(Collected data)
----

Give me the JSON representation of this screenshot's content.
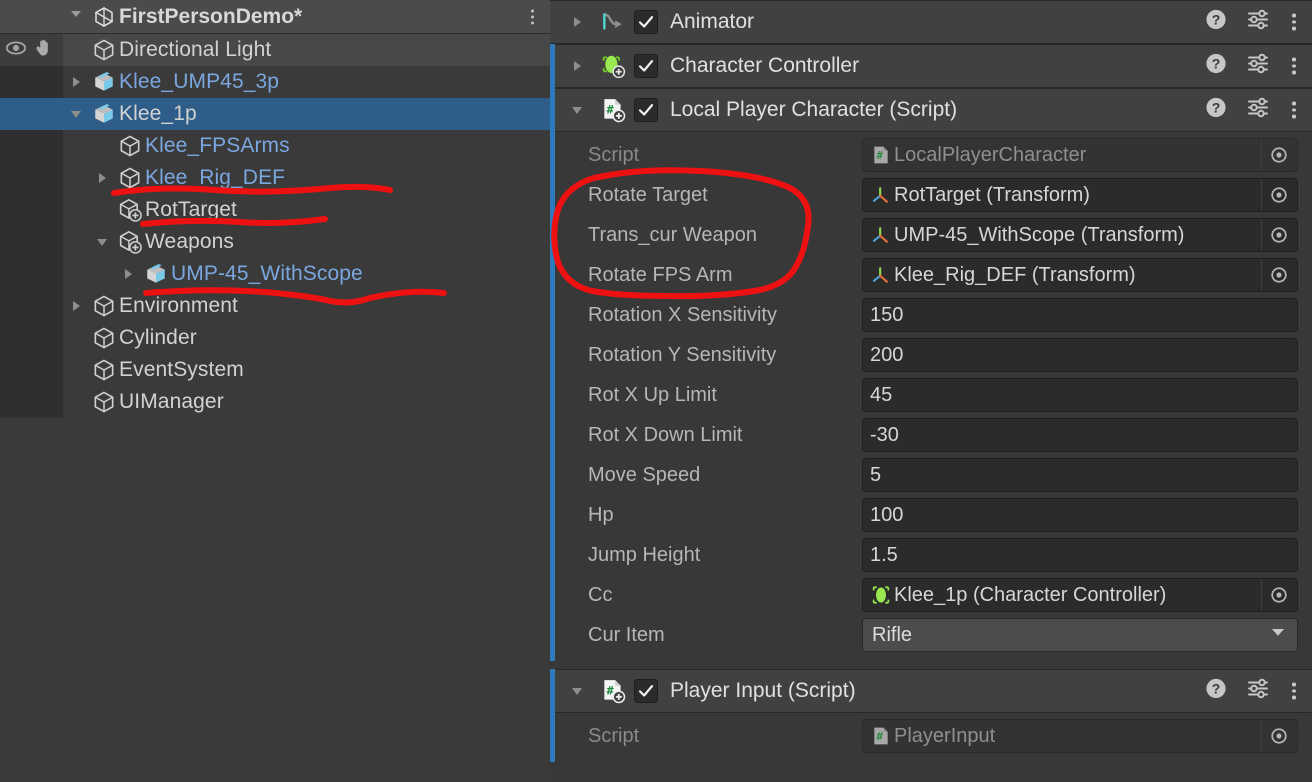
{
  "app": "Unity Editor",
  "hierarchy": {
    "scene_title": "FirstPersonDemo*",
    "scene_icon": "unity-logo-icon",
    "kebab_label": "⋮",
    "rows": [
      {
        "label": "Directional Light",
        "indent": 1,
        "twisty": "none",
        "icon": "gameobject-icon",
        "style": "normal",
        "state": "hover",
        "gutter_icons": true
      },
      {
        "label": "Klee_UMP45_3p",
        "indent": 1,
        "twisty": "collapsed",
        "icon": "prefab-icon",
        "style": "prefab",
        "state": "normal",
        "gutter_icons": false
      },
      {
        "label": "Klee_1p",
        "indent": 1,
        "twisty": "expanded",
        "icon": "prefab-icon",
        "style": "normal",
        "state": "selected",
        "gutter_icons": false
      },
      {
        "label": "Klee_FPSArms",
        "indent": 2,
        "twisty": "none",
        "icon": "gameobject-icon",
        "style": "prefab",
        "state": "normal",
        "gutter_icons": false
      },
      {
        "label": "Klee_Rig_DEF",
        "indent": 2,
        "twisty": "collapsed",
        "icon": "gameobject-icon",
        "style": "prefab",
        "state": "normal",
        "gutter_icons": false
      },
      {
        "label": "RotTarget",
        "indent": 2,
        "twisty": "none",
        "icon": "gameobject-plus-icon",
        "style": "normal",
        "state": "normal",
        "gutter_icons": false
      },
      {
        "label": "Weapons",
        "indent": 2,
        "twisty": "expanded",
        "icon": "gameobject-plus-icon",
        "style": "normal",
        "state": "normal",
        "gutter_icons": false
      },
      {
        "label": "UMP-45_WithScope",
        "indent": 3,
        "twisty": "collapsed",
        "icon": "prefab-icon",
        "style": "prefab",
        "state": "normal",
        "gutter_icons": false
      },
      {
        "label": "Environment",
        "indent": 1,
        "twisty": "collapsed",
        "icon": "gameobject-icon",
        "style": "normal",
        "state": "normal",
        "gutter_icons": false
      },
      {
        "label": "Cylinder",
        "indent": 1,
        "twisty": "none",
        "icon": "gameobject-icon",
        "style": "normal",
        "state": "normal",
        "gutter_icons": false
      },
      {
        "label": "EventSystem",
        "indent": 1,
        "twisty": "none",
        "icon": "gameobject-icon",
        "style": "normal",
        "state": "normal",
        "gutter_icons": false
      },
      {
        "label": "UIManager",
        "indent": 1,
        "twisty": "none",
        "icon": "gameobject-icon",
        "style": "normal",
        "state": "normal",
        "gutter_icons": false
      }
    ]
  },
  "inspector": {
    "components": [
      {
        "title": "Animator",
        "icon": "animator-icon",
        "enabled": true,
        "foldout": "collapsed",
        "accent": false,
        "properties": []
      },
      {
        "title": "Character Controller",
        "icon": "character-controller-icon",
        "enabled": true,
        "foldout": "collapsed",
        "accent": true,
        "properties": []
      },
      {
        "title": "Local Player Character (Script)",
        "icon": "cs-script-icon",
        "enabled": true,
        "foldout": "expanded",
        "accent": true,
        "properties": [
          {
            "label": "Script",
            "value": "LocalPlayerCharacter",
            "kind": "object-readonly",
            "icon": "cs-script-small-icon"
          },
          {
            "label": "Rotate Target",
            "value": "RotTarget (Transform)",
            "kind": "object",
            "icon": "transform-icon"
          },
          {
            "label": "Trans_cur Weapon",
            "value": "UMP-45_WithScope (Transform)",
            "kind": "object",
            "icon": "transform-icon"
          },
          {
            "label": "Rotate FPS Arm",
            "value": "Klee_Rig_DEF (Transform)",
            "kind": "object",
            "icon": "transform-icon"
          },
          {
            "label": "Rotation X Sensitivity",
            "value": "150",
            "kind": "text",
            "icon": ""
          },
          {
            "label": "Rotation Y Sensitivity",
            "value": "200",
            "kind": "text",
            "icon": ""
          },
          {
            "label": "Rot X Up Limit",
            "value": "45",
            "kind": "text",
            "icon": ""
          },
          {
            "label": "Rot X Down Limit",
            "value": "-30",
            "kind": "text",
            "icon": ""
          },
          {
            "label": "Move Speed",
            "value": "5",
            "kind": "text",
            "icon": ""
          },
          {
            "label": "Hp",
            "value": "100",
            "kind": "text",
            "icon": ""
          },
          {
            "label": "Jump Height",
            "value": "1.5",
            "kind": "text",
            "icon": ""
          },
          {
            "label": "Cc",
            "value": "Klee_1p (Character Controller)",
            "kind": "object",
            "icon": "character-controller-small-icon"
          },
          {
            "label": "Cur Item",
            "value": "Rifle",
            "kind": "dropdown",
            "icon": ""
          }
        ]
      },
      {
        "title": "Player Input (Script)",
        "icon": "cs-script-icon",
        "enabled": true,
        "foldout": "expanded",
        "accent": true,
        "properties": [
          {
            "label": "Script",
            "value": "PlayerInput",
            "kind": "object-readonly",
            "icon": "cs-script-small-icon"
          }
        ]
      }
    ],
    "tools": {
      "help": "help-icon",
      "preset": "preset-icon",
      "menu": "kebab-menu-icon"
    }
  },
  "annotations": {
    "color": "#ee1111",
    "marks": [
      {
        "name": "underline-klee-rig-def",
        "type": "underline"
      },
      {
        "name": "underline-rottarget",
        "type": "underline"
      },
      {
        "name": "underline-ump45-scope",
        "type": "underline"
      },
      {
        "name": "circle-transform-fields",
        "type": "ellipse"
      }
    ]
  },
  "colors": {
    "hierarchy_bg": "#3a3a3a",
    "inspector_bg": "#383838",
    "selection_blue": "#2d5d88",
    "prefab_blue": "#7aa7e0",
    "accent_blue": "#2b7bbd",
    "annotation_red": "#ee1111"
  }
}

----

**REQUIRED WORK**
Transcribe the preceding listing in its entirety and with exact wording, leaving out pictures.

**ANSWER TO THIS TASK**
Give me the JSON representation of this screenshot's content.
{
  "app": "Unity Editor",
  "hierarchy": {
    "scene_title": "FirstPersonDemo*",
    "scene_icon": "unity-logo-icon",
    "kebab_label": "⋮",
    "rows": [
      {
        "label": "Directional Light",
        "indent": 1,
        "twisty": "none",
        "icon": "gameobject-icon",
        "style": "normal",
        "state": "hover",
        "gutter_icons": true
      },
      {
        "label": "Klee_UMP45_3p",
        "indent": 1,
        "twisty": "collapsed",
        "icon": "prefab-icon",
        "style": "prefab",
        "state": "normal",
        "gutter_icons": false
      },
      {
        "label": "Klee_1p",
        "indent": 1,
        "twisty": "expanded",
        "icon": "prefab-icon",
        "style": "normal",
        "state": "selected",
        "gutter_icons": false
      },
      {
        "label": "Klee_FPSArms",
        "indent": 2,
        "twisty": "none",
        "icon": "gameobject-icon",
        "style": "prefab",
        "state": "normal",
        "gutter_icons": false
      },
      {
        "label": "Klee_Rig_DEF",
        "indent": 2,
        "twisty": "collapsed",
        "icon": "gameobject-icon",
        "style": "prefab",
        "state": "normal",
        "gutter_icons": false
      },
      {
        "label": "RotTarget",
        "indent": 2,
        "twisty": "none",
        "icon": "gameobject-plus-icon",
        "style": "normal",
        "state": "normal",
        "gutter_icons": false
      },
      {
        "label": "Weapons",
        "indent": 2,
        "twisty": "expanded",
        "icon": "gameobject-plus-icon",
        "style": "normal",
        "state": "normal",
        "gutter_icons": false
      },
      {
        "label": "UMP-45_WithScope",
        "indent": 3,
        "twisty": "collapsed",
        "icon": "prefab-icon",
        "style": "prefab",
        "state": "normal",
        "gutter_icons": false
      },
      {
        "label": "Environment",
        "indent": 1,
        "twisty": "collapsed",
        "icon": "gameobject-icon",
        "style": "normal",
        "state": "normal",
        "gutter_icons": false
      },
      {
        "label": "Cylinder",
        "indent": 1,
        "twisty": "none",
        "icon": "gameobject-icon",
        "style": "normal",
        "state": "normal",
        "gutter_icons": false
      },
      {
        "label": "EventSystem",
        "indent": 1,
        "twisty": "none",
        "icon": "gameobject-icon",
        "style": "normal",
        "state": "normal",
        "gutter_icons": false
      },
      {
        "label": "UIManager",
        "indent": 1,
        "twisty": "none",
        "icon": "gameobject-icon",
        "style": "normal",
        "state": "normal",
        "gutter_icons": false
      }
    ]
  },
  "inspector": {
    "components": [
      {
        "title": "Animator",
        "icon": "animator-icon",
        "enabled": true,
        "foldout": "collapsed",
        "accent": false,
        "properties": []
      },
      {
        "title": "Character Controller",
        "icon": "character-controller-icon",
        "enabled": true,
        "foldout": "collapsed",
        "accent": true,
        "properties": []
      },
      {
        "title": "Local Player Character (Script)",
        "icon": "cs-script-icon",
        "enabled": true,
        "foldout": "expanded",
        "accent": true,
        "properties": [
          {
            "label": "Script",
            "value": "LocalPlayerCharacter",
            "kind": "object-readonly",
            "icon": "cs-script-small-icon"
          },
          {
            "label": "Rotate Target",
            "value": "RotTarget (Transform)",
            "kind": "object",
            "icon": "transform-icon"
          },
          {
            "label": "Trans_cur Weapon",
            "value": "UMP-45_WithScope (Transform)",
            "kind": "object",
            "icon": "transform-icon"
          },
          {
            "label": "Rotate FPS Arm",
            "value": "Klee_Rig_DEF (Transform)",
            "kind": "object",
            "icon": "transform-icon"
          },
          {
            "label": "Rotation X Sensitivity",
            "value": "150",
            "kind": "text",
            "icon": ""
          },
          {
            "label": "Rotation Y Sensitivity",
            "value": "200",
            "kind": "text",
            "icon": ""
          },
          {
            "label": "Rot X Up Limit",
            "value": "45",
            "kind": "text",
            "icon": ""
          },
          {
            "label": "Rot X Down Limit",
            "value": "-30",
            "kind": "text",
            "icon": ""
          },
          {
            "label": "Move Speed",
            "value": "5",
            "kind": "text",
            "icon": ""
          },
          {
            "label": "Hp",
            "value": "100",
            "kind": "text",
            "icon": ""
          },
          {
            "label": "Jump Height",
            "value": "1.5",
            "kind": "text",
            "icon": ""
          },
          {
            "label": "Cc",
            "value": "Klee_1p (Character Controller)",
            "kind": "object",
            "icon": "character-controller-small-icon"
          },
          {
            "label": "Cur Item",
            "value": "Rifle",
            "kind": "dropdown",
            "icon": ""
          }
        ]
      },
      {
        "title": "Player Input (Script)",
        "icon": "cs-script-icon",
        "enabled": true,
        "foldout": "expanded",
        "accent": true,
        "properties": [
          {
            "label": "Script",
            "value": "PlayerInput",
            "kind": "object-readonly",
            "icon": "cs-script-small-icon"
          }
        ]
      }
    ],
    "tools": {
      "help": "help-icon",
      "preset": "preset-icon",
      "menu": "kebab-menu-icon"
    }
  },
  "annotations": {
    "color": "#ee1111",
    "marks": [
      {
        "name": "underline-klee-rig-def",
        "type": "underline"
      },
      {
        "name": "underline-rottarget",
        "type": "underline"
      },
      {
        "name": "underline-ump45-scope",
        "type": "underline"
      },
      {
        "name": "circle-transform-fields",
        "type": "ellipse"
      }
    ]
  },
  "colors": {
    "hierarchy_bg": "#3a3a3a",
    "inspector_bg": "#383838",
    "selection_blue": "#2d5d88",
    "prefab_blue": "#7aa7e0",
    "accent_blue": "#2b7bbd",
    "annotation_red": "#ee1111"
  }
}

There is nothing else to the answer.